=== Given exercise A ===
According to the Form 8-K text, what was the record date for the company's 2012 Annual Meeting?

UNITED STATES

SECURITIES AND EXCHANGE COMMISSION

Washington, D.C. 20549

FORM 8-K

 

CURRENT REPORT PURSUANT TO SECTION 13 OR 15(d) OF

THE SECURITIES EXCHANGE ACT OF 1934

 

May 9, 2012

Date of Report (Date of earliest event reported) 

 

QUAKER CHEMICAL CORPORATION

(Exact name of Registrant as specified in its charter) 

 

Commission File Number 001-12019

  

PENNSYLVANIA   No. 23-0993790
(State or other jurisdiction of
incorporation or organization)
  (I.R.S. Employer
Identification No.)

   

One Quaker Park

901 E. Hector Street

Conshohocken, Pennsylvania 19428

(Address of principal executive offices)
(Zip Code)

 

(610) 832-4000
(Registrant’s telephone number, including area code)

 

Not Applicable

(Former name or former address, if changed since last report)

 

  

Check the appropriate box below if the Form 8-K filing is intended to simultaneously satisfy the filing obligation of the registrant under any of the following provisions:

 

£ Written communications pursuant to Rule 425 under the Securities Act (17 CFR 230.425)

 

£ Soliciting material pursuant to Rule 14a-12 under the Exchange Act (17 CFR 240.14a-12)

 

£ Pre-commencement communications pursuant to Rule 14d-2(b) under the Exchange Act (17 CFR 240.14d-2(b))

 

£ Pre-commencement communications pursuant to Rule 13e-4(c) under the Exchange Act (17 CFR 240.13e-4(c))

  

 

  

 

 

INFORMATION TO BE INCLUDED IN THE REPORT

  

Item 5.07. Submission of Matters to a Vote of Security Holders.

 

Quaker Chemical Corporation’s (the “Company’s”) Annual Meeting of Shareholders was held on May 9, 2012 (the “2012 Annual Meeting”). As of March 9, 2012, the record date for the Company’s 2012 Annual Meeting, the holders of 984,554 shares of the Company’s common stock were entitled to cast ten votes for each share held and the holders of 11,963,886 shares of the Company’s common stock were entitled to cast one vote for each share held, for a total of 21,809,426 votes.

=== Data in this exercise ===
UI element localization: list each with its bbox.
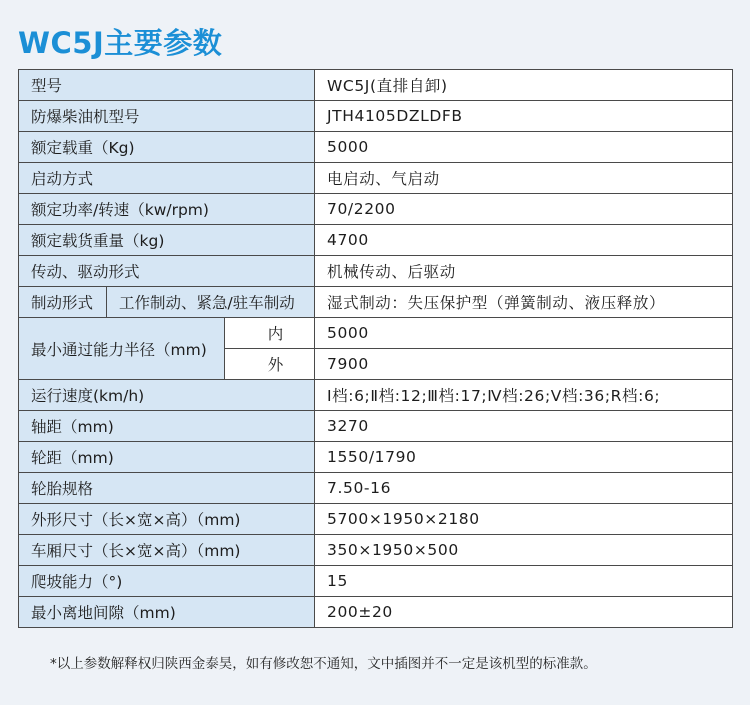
spec-value: 200±20: [315, 597, 733, 628]
spec-value: 5700×1950×2180: [315, 504, 733, 535]
spec-label: 额定功率/转速（kw/rpm): [19, 194, 315, 225]
spec-label: 轮胎规格: [19, 473, 315, 504]
spec-value: 机械传动、后驱动: [315, 256, 733, 287]
spec-label: 最小离地间隙（mm): [19, 597, 315, 628]
spec-value: 350×1950×500: [315, 535, 733, 566]
footnote: *以上参数解释权归陕西金泰昊，如有修改恕不通知，文中插图并不一定是该机型的标准款。: [50, 656, 597, 672]
spec-value: 15: [315, 566, 733, 597]
spec-row: [19, 442, 733, 473]
spec-label: 型号: [19, 70, 315, 101]
spec-row: [19, 225, 733, 256]
spec-row: [19, 504, 733, 535]
spec-row: [19, 411, 733, 442]
brake-value: 湿式制动：失压保护型（弹簧制动、液压释放）: [315, 287, 733, 318]
spec-row: [19, 194, 733, 225]
spec-row-radius-inner: [19, 318, 733, 349]
spec-row: [19, 132, 733, 163]
spec-row: [19, 535, 733, 566]
spec-value: Ⅰ档:6;Ⅱ档:12;Ⅲ档:17;Ⅳ档:26;Ⅴ档:36;R档:6;: [315, 380, 733, 411]
page-title: WC5J主要参数: [18, 26, 223, 60]
spec-label: 防爆柴油机型号: [19, 101, 315, 132]
spec-row: [19, 101, 733, 132]
spec-row: [19, 70, 733, 101]
spec-row-brake: [19, 287, 733, 318]
spec-label: 启动方式: [19, 163, 315, 194]
spec-value: 70/2200: [315, 194, 733, 225]
spec-value: 4700: [315, 225, 733, 256]
spec-value: 电启动、气启动: [315, 163, 733, 194]
spec-label: 车厢尺寸（长×宽×高）（mm): [19, 535, 315, 566]
spec-label: 传动、驱动形式: [19, 256, 315, 287]
brake-sublabel: 工作制动、紧急/驻车制动: [107, 287, 315, 318]
spec-label: 爬坡能力（°): [19, 566, 315, 597]
spec-value: 7.50-16: [315, 473, 733, 504]
radius-inner-label: 内: [225, 318, 315, 349]
spec-label: 额定载重（Kg): [19, 132, 315, 163]
radius-outer-label: 外: [225, 349, 315, 380]
spec-label: 额定载货重量（kg): [19, 225, 315, 256]
spec-value: 5000: [315, 132, 733, 163]
spec-label: 轮距（mm): [19, 442, 315, 473]
radius-inner-value: 5000: [315, 318, 733, 349]
spec-row: [19, 473, 733, 504]
brake-label: 制动形式: [19, 287, 107, 318]
spec-value: JTH4105DZLDFB: [315, 101, 733, 132]
spec-label: 运行速度(km/h): [19, 380, 315, 411]
spec-value: 3270: [315, 411, 733, 442]
radius-outer-value: 7900: [315, 349, 733, 380]
spec-row: [19, 380, 733, 411]
spec-label: 轴距（mm): [19, 411, 315, 442]
spec-row: [19, 597, 733, 628]
radius-label: 最小通过能力半径（mm): [19, 318, 225, 380]
spec-row: [19, 566, 733, 597]
spec-value: WC5J(直排自卸): [315, 70, 733, 101]
spec-value: 1550/1790: [315, 442, 733, 473]
spec-label: 外形尺寸（长×宽×高）（mm): [19, 504, 315, 535]
spec-table: [18, 69, 733, 628]
spec-row: [19, 256, 733, 287]
spec-row: [19, 163, 733, 194]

=== Given exercise B ===
In the records, rewrite the lines starting with the line that contains "spec-value: 200±20: [315, 597, 733, 628]" and going on through the line that contains "spec-row: [19, 411, 733, 442]". Change "spec-label" to "param-label" and keep everything else the same.

=== Task result A ===
March 9, 2012

=== Task result B ===
spec-value: 200±20: [315, 597, 733, 628]
spec-value: 5700×1950×2180: [315, 504, 733, 535]
param-label: 额定功率/转速（kw/rpm): [19, 194, 315, 225]
param-label: 轮胎规格: [19, 473, 315, 504]
spec-value: 机械传动、后驱动: [315, 256, 733, 287]
param-label: 最小离地间隙（mm): [19, 597, 315, 628]
spec-value: 350×1950×500: [315, 535, 733, 566]
footnote: *以上参数解释权归陕西金泰昊，如有修改恕不通知，文中插图并不一定是该机型的标准款。: [50, 656, 597, 672]
spec-value: 15: [315, 566, 733, 597]
spec-row: [19, 442, 733, 473]
param-label: 型号: [19, 70, 315, 101]
spec-row: [19, 225, 733, 256]
spec-row: [19, 504, 733, 535]
spec-row: [19, 411, 733, 442]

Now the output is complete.